AIM OF THE TASK: Return each line of the listing that contains the string "Cotopaxi".

GIVEN RECORDS:
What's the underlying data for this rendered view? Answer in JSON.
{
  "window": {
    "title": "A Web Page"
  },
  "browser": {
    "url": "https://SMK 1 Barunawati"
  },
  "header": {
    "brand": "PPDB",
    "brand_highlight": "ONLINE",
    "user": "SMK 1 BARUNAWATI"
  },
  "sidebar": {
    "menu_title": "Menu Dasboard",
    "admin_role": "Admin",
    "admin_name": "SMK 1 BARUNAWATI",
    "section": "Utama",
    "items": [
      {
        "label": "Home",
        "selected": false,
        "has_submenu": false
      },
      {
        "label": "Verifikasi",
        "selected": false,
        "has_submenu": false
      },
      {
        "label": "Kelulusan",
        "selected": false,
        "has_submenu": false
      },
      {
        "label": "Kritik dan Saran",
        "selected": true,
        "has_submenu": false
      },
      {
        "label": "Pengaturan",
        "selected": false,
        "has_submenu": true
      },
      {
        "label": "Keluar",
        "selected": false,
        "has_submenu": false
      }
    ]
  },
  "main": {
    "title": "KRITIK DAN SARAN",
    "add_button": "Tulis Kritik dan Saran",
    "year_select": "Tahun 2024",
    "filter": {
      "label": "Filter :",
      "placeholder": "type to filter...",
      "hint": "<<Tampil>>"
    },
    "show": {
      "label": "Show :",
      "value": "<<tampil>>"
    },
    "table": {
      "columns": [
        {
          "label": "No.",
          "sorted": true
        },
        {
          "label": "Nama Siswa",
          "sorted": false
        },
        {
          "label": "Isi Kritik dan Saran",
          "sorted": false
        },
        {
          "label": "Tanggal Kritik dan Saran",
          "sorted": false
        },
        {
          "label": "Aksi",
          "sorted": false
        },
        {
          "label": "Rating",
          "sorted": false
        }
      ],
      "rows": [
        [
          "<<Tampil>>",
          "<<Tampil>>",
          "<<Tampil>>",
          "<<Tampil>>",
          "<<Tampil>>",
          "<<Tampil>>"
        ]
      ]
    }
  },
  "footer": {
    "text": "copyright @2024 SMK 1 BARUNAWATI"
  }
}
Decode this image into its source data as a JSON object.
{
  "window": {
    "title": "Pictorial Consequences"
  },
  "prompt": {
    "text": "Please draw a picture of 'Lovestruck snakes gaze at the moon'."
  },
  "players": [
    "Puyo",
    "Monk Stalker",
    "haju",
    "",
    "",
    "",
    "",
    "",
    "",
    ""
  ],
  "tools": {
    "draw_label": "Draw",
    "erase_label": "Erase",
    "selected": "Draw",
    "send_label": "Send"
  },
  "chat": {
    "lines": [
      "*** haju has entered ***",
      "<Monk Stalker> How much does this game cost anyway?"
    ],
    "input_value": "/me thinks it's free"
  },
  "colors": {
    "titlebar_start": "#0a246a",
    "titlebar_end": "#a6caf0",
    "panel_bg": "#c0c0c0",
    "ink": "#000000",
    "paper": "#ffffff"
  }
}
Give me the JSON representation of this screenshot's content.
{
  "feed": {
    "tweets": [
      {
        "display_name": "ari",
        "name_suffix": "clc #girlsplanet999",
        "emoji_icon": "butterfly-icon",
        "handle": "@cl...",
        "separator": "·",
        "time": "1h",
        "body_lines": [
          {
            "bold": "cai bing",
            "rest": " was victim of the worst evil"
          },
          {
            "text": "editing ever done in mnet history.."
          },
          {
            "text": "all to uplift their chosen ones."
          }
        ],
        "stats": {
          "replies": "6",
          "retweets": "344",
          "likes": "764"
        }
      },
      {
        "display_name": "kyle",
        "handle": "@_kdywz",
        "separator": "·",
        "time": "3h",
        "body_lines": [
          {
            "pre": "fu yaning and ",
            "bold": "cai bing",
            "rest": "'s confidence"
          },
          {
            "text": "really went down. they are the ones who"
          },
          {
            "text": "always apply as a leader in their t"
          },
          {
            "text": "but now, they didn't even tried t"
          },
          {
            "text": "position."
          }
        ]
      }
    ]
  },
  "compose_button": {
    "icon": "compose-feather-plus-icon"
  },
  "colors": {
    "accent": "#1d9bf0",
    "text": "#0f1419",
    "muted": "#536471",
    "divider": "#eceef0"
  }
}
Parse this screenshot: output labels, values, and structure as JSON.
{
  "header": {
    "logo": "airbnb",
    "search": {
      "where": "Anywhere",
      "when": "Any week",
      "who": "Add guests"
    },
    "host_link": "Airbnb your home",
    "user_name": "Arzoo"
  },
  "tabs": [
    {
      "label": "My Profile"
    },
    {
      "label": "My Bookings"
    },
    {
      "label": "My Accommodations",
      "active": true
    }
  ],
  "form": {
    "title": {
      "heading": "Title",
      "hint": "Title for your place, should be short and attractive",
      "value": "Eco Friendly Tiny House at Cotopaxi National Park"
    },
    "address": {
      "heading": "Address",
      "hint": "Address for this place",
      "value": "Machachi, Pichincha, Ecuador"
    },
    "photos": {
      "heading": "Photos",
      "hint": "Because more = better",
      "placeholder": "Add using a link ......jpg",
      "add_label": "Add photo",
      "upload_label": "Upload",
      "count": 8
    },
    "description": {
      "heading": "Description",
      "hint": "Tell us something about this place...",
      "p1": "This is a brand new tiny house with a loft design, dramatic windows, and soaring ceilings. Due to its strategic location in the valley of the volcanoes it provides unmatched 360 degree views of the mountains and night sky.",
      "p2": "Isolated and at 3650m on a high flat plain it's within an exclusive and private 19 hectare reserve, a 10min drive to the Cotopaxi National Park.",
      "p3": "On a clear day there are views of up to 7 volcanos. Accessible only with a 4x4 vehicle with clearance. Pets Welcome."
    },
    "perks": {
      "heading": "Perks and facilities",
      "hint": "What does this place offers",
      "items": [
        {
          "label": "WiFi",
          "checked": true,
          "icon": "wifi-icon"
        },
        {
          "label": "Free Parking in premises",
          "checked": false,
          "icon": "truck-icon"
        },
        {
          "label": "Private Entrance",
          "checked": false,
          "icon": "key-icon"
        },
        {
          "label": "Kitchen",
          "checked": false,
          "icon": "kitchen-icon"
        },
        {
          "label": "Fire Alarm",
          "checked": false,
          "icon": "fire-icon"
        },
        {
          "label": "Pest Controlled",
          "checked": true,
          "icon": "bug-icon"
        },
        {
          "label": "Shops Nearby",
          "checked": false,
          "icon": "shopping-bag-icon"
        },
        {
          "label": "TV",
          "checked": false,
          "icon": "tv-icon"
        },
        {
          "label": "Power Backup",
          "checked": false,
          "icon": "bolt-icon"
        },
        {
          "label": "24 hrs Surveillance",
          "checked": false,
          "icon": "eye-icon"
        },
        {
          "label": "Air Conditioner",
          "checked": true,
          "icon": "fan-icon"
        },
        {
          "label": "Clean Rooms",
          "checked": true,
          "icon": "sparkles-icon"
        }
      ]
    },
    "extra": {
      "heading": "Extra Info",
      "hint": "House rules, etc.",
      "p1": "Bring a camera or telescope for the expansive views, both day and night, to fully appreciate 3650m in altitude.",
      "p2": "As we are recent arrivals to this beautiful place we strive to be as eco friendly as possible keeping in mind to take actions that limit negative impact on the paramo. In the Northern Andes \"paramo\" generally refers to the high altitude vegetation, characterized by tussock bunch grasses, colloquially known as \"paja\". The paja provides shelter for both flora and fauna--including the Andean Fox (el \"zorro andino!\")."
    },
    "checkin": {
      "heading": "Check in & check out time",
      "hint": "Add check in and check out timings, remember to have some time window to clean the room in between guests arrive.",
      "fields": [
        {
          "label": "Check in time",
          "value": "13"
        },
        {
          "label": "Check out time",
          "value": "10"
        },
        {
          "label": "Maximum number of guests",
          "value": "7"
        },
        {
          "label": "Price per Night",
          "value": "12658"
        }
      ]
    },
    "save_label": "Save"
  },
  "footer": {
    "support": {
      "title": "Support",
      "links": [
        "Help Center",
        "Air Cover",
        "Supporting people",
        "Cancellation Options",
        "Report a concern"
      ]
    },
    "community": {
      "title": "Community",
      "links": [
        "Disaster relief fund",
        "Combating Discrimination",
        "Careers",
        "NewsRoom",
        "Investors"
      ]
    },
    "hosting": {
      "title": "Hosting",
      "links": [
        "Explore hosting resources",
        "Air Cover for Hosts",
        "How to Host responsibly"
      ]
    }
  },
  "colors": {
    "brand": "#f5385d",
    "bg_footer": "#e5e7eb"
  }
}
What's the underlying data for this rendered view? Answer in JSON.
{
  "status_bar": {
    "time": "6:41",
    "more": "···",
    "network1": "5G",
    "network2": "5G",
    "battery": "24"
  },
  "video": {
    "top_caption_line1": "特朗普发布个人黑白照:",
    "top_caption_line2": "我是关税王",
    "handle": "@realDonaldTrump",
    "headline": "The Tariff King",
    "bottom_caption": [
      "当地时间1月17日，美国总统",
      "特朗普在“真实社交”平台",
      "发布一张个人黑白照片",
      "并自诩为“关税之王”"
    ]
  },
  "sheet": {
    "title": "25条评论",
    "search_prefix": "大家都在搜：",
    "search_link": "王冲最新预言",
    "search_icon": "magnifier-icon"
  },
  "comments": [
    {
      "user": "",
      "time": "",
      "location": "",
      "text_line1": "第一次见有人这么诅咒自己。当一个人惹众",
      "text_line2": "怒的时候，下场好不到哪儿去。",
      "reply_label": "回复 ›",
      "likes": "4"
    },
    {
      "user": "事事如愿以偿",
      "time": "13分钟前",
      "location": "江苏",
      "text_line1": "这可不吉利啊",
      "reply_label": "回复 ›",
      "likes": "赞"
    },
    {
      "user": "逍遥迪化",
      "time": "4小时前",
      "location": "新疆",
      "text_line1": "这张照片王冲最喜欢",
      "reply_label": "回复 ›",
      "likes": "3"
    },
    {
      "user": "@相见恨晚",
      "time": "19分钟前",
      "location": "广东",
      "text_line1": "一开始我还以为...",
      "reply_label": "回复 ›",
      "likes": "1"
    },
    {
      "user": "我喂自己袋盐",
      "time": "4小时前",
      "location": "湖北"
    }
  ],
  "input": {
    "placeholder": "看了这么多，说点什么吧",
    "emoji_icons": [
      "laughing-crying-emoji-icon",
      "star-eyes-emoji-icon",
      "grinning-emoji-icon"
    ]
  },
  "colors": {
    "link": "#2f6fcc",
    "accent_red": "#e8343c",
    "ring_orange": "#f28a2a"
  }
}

COMPLETE OUTPUT:
      "value": "Eco Friendly Tiny House at Cotopaxi National Park"
      "p2": "Isolated and at 3650m on a high flat plain it's within an exclusive and private 19 hectare reserve, a 10min drive to the Cotopaxi National Park.",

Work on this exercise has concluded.